# Written exercise:
Return each line of the records holding the string "problem".

-- START OF Data rows --

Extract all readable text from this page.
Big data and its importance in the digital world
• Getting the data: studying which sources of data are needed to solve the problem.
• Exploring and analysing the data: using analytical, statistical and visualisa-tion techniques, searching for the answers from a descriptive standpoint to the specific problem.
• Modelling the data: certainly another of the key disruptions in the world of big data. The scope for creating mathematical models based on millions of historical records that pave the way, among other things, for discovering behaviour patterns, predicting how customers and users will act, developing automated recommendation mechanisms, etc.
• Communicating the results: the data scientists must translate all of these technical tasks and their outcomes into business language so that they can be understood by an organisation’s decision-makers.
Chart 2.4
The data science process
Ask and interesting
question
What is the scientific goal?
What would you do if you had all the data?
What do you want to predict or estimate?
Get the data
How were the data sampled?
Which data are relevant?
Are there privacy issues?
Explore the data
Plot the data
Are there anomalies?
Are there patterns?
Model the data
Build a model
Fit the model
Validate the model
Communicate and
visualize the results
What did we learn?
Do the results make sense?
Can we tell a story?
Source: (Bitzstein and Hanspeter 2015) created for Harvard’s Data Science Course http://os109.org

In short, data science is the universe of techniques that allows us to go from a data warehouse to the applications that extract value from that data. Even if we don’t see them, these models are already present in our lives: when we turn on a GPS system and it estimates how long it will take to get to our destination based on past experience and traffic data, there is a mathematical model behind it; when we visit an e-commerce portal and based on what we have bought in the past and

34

-- END OF Data rows --

# Task answer:
• Getting the data: studying which sources of data are needed to solve the problem.
• Exploring and analysing the data: using analytical, statistical and visualisa-tion techniques, searching for the answers from a descriptive standpoint to the specific problem.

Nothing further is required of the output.